— start —
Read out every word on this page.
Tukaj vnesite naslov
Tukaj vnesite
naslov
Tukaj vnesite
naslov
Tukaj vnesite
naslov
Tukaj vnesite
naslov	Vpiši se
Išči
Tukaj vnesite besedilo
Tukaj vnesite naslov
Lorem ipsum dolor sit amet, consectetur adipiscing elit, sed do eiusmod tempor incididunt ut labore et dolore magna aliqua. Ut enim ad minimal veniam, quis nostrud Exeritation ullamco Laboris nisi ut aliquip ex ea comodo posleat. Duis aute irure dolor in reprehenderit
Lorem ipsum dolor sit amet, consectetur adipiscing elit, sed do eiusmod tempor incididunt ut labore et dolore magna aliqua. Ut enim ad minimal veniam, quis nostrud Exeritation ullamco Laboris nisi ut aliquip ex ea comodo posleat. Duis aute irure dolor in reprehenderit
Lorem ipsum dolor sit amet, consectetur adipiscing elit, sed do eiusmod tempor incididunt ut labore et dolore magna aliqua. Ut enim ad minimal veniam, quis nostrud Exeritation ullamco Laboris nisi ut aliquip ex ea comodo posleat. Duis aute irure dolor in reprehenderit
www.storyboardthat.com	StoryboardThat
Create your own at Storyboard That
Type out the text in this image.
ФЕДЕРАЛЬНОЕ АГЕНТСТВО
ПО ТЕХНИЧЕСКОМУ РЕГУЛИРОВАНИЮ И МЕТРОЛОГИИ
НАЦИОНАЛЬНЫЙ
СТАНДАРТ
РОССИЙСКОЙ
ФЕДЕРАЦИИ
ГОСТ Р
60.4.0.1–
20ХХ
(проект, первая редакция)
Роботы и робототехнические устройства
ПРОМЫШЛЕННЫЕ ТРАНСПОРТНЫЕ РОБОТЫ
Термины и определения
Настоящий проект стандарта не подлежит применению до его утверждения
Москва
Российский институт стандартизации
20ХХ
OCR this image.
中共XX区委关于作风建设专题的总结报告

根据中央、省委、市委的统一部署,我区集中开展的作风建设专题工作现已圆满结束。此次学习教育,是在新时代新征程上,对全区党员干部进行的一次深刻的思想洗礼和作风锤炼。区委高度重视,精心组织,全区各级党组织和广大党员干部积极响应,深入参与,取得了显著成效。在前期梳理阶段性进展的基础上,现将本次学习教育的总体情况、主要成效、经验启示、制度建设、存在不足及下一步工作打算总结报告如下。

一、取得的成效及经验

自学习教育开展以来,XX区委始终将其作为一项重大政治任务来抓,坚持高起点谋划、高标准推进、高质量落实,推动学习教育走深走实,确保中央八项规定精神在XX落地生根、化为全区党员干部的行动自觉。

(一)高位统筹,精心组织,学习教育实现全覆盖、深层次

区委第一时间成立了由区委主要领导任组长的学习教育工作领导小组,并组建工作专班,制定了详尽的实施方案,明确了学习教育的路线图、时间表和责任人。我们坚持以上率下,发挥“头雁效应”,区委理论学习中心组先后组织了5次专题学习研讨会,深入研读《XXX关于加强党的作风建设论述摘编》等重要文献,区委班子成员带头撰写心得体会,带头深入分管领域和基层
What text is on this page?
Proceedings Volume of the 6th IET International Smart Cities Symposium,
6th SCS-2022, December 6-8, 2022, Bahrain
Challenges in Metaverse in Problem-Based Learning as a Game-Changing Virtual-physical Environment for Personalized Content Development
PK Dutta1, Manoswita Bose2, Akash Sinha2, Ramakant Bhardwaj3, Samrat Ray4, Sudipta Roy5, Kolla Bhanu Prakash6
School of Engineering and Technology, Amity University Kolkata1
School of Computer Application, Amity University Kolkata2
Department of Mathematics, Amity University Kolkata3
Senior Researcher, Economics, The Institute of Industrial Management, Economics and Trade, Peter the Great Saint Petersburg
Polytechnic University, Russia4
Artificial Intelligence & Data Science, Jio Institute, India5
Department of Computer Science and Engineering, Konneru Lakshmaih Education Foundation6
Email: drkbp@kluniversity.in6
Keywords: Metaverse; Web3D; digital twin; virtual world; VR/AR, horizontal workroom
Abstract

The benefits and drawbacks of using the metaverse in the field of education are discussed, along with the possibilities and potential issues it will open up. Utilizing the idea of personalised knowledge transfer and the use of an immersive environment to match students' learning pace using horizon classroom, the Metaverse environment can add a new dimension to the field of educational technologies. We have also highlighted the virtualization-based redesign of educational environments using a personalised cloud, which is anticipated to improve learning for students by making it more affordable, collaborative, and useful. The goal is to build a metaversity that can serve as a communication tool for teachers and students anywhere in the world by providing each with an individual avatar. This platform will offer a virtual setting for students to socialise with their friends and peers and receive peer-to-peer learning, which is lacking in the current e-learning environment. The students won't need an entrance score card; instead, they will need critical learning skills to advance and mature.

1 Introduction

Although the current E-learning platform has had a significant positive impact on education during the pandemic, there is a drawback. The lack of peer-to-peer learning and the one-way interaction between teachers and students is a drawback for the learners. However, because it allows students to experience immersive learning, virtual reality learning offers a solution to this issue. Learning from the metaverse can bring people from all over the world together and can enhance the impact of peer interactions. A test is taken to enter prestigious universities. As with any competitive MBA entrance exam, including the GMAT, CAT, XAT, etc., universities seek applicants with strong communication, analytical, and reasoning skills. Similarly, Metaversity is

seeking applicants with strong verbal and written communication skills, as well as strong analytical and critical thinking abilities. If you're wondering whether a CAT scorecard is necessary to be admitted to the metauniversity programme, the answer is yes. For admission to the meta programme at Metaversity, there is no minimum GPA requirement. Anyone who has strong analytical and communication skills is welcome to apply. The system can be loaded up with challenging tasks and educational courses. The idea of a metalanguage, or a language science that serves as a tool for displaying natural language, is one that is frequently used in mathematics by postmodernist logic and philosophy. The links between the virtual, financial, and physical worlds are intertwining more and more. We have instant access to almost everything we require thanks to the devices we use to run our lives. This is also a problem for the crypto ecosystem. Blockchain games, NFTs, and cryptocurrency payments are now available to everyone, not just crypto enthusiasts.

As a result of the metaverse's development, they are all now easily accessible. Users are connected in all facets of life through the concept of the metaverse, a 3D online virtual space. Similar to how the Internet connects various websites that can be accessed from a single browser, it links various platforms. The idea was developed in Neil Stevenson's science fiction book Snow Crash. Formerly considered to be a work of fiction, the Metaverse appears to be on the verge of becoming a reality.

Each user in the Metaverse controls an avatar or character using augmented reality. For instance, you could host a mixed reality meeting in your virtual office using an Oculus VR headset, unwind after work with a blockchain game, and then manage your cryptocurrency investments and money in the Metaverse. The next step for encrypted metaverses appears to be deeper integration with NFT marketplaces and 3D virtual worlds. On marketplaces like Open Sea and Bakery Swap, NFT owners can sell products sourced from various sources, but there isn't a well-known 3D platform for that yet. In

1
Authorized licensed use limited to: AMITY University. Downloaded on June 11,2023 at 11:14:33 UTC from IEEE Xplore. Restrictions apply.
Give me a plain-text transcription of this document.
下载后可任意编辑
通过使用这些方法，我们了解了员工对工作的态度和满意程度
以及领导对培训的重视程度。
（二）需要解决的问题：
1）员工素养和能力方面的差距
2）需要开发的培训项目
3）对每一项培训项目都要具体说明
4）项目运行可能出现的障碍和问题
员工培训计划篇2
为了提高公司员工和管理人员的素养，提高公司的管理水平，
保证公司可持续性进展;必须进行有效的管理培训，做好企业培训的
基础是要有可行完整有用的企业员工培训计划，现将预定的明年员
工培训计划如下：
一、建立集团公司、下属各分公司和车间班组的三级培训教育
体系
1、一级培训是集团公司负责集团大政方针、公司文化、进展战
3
— end —
▶ _GOAL OF THE EXERCISE_: Each record above should be returned exactly as it appears.

▶ _RESULT_:
Read out every word on this page.
Tukaj vnesite naslov
Tukaj vnesite
naslov
Tukaj vnesite
naslov
Tukaj vnesite
naslov
Tukaj vnesite
naslov	Vpiši se
Išči
Tukaj vnesite besedilo
Tukaj vnesite naslov
Lorem ipsum dolor sit amet, consectetur adipiscing elit, sed do eiusmod tempor incididunt ut labore et dolore magna aliqua. Ut enim ad minimal veniam, quis nostrud Exeritation ullamco Laboris nisi ut aliquip ex ea comodo posleat. Duis aute irure dolor in reprehenderit
Lorem ipsum dolor sit amet, consectetur adipiscing elit, sed do eiusmod tempor incididunt ut labore et dolore magna aliqua. Ut enim ad minimal veniam, quis nostrud Exeritation ullamco Laboris nisi ut aliquip ex ea comodo posleat. Duis aute irure dolor in reprehenderit
Lorem ipsum dolor sit amet, consectetur adipiscing elit, sed do eiusmod tempor incididunt ut labore et dolore magna aliqua. Ut enim ad minimal veniam, quis nostrud Exeritation ullamco Laboris nisi ut aliquip ex ea comodo posleat. Duis aute irure dolor in reprehenderit
www.storyboardthat.com	StoryboardThat
Create your own at Storyboard That
Type out the text in this image.
ФЕДЕРАЛЬНОЕ АГЕНТСТВО
ПО ТЕХНИЧЕСКОМУ РЕГУЛИРОВАНИЮ И МЕТРОЛОГИИ
НАЦИОНАЛЬНЫЙ
СТАНДАРТ
РОССИЙСКОЙ
ФЕДЕРАЦИИ
ГОСТ Р
60.4.0.1–
20ХХ
(проект, первая редакция)
Роботы и робототехнические устройства
ПРОМЫШЛЕННЫЕ ТРАНСПОРТНЫЕ РОБОТЫ
Термины и определения
Настоящий проект стандарта не подлежит применению до его утверждения
Москва
Российский институт стандартизации
20ХХ
OCR this image.
中共XX区委关于作风建设专题的总结报告

根据中央、省委、市委的统一部署,我区集中开展的作风建设专题工作现已圆满结束。此次学习教育,是在新时代新征程上,对全区党员干部进行的一次深刻的思想洗礼和作风锤炼。区委高度重视,精心组织,全区各级党组织和广大党员干部积极响应,深入参与,取得了显著成效。在前期梳理阶段性进展的基础上,现将本次学习教育的总体情况、主要成效、经验启示、制度建设、存在不足及下一步工作打算总结报告如下。

一、取得的成效及经验

自学习教育开展以来,XX区委始终将其作为一项重大政治任务来抓,坚持高起点谋划、高标准推进、高质量落实,推动学习教育走深走实,确保中央八项规定精神在XX落地生根、化为全区党员干部的行动自觉。

(一)高位统筹,精心组织,学习教育实现全覆盖、深层次

区委第一时间成立了由区委主要领导任组长的学习教育工作领导小组,并组建工作专班,制定了详尽的实施方案,明确了学习教育的路线图、时间表和责任人。我们坚持以上率下,发挥“头雁效应”,区委理论学习中心组先后组织了5次专题学习研讨会,深入研读《XXX关于加强党的作风建设论述摘编》等重要文献,区委班子成员带头撰写心得体会,带头深入分管领域和基层
What text is on this page?
Proceedings Volume of the 6th IET International Smart Cities Symposium,
6th SCS-2022, December 6-8, 2022, Bahrain
Challenges in Metaverse in Problem-Based Learning as a Game-Changing Virtual-physical Environment for Personalized Content Development
PK Dutta1, Manoswita Bose2, Akash Sinha2, Ramakant Bhardwaj3, Samrat Ray4, Sudipta Roy5, Kolla Bhanu Prakash6
School of Engineering and Technology, Amity University Kolkata1
School of Computer Application, Amity University Kolkata2
Department of Mathematics, Amity University Kolkata3
Senior Researcher, Economics, The Institute of Industrial Management, Economics and Trade, Peter the Great Saint Petersburg
Polytechnic University, Russia4
Artificial Intelligence & Data Science, Jio Institute, India5
Department of Computer Science and Engineering, Konneru Lakshmaih Education Foundation6
Email: drkbp@kluniversity.in6
Keywords: Metaverse; Web3D; digital twin; virtual world; VR/AR, horizontal workroom
Abstract

The benefits and drawbacks of using the metaverse in the field of education are discussed, along with the possibilities and potential issues it will open up. Utilizing the idea of personalised knowledge transfer and the use of an immersive environment to match students' learning pace using horizon classroom, the Metaverse environment can add a new dimension to the field of educational technologies. We have also highlighted the virtualization-based redesign of educational environments using a personalised cloud, which is anticipated to improve learning for students by making it more affordable, collaborative, and useful. The goal is to build a metaversity that can serve as a communication tool for teachers and students anywhere in the world by providing each with an individual avatar. This platform will offer a virtual setting for students to socialise with their friends and peers and receive peer-to-peer learning, which is lacking in the current e-learning environment. The students won't need an entrance score card; instead, they will need critical learning skills to advance and mature.

1 Introduction

Although the current E-learning platform has had a significant positive impact on education during the pandemic, there is a drawback. The lack of peer-to-peer learning and the one-way interaction between teachers and students is a drawback for the learners. However, because it allows students to experience immersive learning, virtual reality learning offers a solution to this issue. Learning from the metaverse can bring people from all over the world together and can enhance the impact of peer interactions. A test is taken to enter prestigious universities. As with any competitive MBA entrance exam, including the GMAT, CAT, XAT, etc., universities seek applicants with strong communication, analytical, and reasoning skills. Similarly, Metaversity is

seeking applicants with strong verbal and written communication skills, as well as strong analytical and critical thinking abilities. If you're wondering whether a CAT scorecard is necessary to be admitted to the metauniversity programme, the answer is yes. For admission to the meta programme at Metaversity, there is no minimum GPA requirement. Anyone who has strong analytical and communication skills is welcome to apply. The system can be loaded up with challenging tasks and educational courses. The idea of a metalanguage, or a language science that serves as a tool for displaying natural language, is one that is frequently used in mathematics by postmodernist logic and philosophy. The links between the virtual, financial, and physical worlds are intertwining more and more. We have instant access to almost everything we require thanks to the devices we use to run our lives. This is also a problem for the crypto ecosystem. Blockchain games, NFTs, and cryptocurrency payments are now available to everyone, not just crypto enthusiasts.

As a result of the metaverse's development, they are all now easily accessible. Users are connected in all facets of life through the concept of the metaverse, a 3D online virtual space. Similar to how the Internet connects various websites that can be accessed from a single browser, it links various platforms. The idea was developed in Neil Stevenson's science fiction book Snow Crash. Formerly considered to be a work of fiction, the Metaverse appears to be on the verge of becoming a reality.

Each user in the Metaverse controls an avatar or character using augmented reality. For instance, you could host a mixed reality meeting in your virtual office using an Oculus VR headset, unwind after work with a blockchain game, and then manage your cryptocurrency investments and money in the Metaverse. The next step for encrypted metaverses appears to be deeper integration with NFT marketplaces and 3D virtual worlds. On marketplaces like Open Sea and Bakery Swap, NFT owners can sell products sourced from various sources, but there isn't a well-known 3D platform for that yet. In

1
Authorized licensed use limited to: AMITY University. Downloaded on June 11,2023 at 11:14:33 UTC from IEEE Xplore. Restrictions apply.
Give me a plain-text transcription of this document.
下载后可任意编辑
通过使用这些方法，我们了解了员工对工作的态度和满意程度
以及领导对培训的重视程度。
（二）需要解决的问题：
1）员工素养和能力方面的差距
2）需要开发的培训项目
3）对每一项培训项目都要具体说明
4）项目运行可能出现的障碍和问题
员工培训计划篇2
为了提高公司员工和管理人员的素养，提高公司的管理水平，
保证公司可持续性进展;必须进行有效的管理培训，做好企业培训的
基础是要有可行完整有用的企业员工培训计划，现将预定的明年员
工培训计划如下：
一、建立集团公司、下属各分公司和车间班组的三级培训教育
体系
1、一级培训是集团公司负责集团大政方针、公司文化、进展战
3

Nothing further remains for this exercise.